[Items from a data source]
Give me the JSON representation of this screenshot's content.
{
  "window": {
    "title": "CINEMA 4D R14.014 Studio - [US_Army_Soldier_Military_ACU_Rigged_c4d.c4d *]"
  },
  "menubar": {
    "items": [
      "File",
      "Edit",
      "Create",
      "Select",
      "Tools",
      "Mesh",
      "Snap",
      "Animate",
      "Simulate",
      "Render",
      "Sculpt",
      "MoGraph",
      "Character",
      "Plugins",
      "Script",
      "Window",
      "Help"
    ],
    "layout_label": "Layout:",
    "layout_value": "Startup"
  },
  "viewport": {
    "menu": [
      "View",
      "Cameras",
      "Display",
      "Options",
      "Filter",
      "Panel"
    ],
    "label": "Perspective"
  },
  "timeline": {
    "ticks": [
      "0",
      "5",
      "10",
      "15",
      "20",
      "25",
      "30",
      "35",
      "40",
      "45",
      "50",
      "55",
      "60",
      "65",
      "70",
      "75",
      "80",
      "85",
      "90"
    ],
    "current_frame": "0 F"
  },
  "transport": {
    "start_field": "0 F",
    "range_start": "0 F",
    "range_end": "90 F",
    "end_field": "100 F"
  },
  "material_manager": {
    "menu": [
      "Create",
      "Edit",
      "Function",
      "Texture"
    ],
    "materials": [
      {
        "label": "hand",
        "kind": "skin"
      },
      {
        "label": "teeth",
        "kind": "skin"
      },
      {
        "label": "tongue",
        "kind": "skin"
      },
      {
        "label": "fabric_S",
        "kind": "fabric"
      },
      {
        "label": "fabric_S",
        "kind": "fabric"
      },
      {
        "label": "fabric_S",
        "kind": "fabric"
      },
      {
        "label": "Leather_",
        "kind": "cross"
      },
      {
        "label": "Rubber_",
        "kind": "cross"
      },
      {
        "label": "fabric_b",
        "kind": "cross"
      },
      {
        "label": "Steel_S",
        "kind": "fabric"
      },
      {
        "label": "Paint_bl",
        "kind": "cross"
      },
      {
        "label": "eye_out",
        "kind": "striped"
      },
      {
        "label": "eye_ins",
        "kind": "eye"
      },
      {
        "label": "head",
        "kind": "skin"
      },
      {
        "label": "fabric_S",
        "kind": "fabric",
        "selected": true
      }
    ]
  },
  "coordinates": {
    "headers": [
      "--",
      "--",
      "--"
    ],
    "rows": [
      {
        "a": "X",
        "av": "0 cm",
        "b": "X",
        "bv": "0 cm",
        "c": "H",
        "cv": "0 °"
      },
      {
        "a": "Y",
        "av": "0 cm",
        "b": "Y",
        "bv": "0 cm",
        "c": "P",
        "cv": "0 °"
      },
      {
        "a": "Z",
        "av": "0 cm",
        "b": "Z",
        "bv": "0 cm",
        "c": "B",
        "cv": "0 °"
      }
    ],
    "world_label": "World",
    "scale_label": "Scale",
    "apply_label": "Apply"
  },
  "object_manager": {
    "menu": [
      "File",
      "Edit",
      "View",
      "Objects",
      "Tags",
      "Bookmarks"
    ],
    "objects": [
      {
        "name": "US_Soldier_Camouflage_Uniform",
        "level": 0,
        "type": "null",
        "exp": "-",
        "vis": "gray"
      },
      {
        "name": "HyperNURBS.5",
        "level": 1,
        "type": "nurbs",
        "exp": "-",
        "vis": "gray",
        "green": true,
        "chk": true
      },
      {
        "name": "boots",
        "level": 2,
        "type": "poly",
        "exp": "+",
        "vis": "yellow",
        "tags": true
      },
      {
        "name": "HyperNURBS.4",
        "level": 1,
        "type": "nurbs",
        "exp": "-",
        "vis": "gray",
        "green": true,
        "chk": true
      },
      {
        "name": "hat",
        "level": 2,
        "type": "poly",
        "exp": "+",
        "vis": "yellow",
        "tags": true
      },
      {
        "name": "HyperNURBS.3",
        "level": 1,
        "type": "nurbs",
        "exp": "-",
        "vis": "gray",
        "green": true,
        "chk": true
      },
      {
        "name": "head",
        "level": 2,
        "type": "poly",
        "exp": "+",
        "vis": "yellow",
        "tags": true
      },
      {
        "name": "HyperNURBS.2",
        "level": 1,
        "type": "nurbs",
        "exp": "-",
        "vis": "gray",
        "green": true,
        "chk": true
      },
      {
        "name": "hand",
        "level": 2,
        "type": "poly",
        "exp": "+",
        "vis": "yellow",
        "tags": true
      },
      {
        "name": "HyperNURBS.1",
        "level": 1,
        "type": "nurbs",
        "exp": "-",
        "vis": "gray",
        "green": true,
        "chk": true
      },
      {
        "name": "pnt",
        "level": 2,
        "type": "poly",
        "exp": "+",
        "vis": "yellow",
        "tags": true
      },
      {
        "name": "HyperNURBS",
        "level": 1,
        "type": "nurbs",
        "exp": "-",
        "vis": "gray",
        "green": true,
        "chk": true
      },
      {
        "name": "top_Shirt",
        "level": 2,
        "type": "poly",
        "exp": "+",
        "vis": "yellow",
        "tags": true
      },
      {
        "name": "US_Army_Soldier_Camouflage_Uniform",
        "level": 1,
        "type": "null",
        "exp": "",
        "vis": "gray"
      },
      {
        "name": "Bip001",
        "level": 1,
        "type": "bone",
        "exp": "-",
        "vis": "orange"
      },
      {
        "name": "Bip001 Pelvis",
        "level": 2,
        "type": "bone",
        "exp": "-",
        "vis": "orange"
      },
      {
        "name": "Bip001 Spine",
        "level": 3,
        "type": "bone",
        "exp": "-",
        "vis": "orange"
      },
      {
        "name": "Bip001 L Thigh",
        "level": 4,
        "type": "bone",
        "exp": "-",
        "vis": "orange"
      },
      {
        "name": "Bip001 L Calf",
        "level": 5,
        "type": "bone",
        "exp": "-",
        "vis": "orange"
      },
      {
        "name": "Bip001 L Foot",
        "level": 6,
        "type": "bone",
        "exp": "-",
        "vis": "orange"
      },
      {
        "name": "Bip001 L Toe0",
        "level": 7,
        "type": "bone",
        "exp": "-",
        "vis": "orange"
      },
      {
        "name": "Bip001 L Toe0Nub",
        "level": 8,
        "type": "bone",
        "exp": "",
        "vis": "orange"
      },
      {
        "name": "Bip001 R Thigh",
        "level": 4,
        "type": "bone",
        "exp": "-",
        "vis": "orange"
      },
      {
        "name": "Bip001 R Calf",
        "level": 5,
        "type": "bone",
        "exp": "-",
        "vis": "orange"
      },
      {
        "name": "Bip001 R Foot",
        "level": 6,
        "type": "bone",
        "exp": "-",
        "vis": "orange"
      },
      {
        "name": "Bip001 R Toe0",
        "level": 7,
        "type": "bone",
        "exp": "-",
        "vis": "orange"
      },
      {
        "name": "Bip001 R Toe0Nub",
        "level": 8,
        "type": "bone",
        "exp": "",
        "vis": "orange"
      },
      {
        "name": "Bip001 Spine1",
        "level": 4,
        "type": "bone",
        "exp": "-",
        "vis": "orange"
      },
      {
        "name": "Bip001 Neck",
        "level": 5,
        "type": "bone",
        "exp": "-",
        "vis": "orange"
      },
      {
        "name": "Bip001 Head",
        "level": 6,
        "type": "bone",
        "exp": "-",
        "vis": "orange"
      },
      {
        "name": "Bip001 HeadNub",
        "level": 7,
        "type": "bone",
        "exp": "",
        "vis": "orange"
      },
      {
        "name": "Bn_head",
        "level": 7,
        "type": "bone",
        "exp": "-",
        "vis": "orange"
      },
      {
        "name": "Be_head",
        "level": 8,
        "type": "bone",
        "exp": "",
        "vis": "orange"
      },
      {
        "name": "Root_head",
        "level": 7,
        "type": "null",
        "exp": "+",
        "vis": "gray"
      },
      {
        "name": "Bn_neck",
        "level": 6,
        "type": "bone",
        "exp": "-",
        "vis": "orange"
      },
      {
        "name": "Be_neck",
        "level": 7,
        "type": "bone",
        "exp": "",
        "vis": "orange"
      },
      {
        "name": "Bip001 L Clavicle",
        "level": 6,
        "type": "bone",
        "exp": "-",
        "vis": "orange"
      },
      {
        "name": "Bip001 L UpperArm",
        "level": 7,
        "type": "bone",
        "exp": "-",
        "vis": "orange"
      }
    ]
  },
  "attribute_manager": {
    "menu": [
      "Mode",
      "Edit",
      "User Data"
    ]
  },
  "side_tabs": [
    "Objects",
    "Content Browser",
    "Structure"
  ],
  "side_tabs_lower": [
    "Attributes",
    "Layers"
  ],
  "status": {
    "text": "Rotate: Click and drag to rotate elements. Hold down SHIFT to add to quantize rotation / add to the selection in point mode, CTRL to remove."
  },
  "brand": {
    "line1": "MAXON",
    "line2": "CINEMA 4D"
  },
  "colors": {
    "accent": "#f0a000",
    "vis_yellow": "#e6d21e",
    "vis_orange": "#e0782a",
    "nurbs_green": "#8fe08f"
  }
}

• **INSTRUCTION**
Gather all lines with the string "CINEMA" from the data.

• **COMPLETE RESPONSE**
    "title": "CINEMA 4D R14.014 Studio - [US_Army_Soldier_Military_ACU_Rigged_c4d.c4d *]"
    "line2": "CINEMA 4D"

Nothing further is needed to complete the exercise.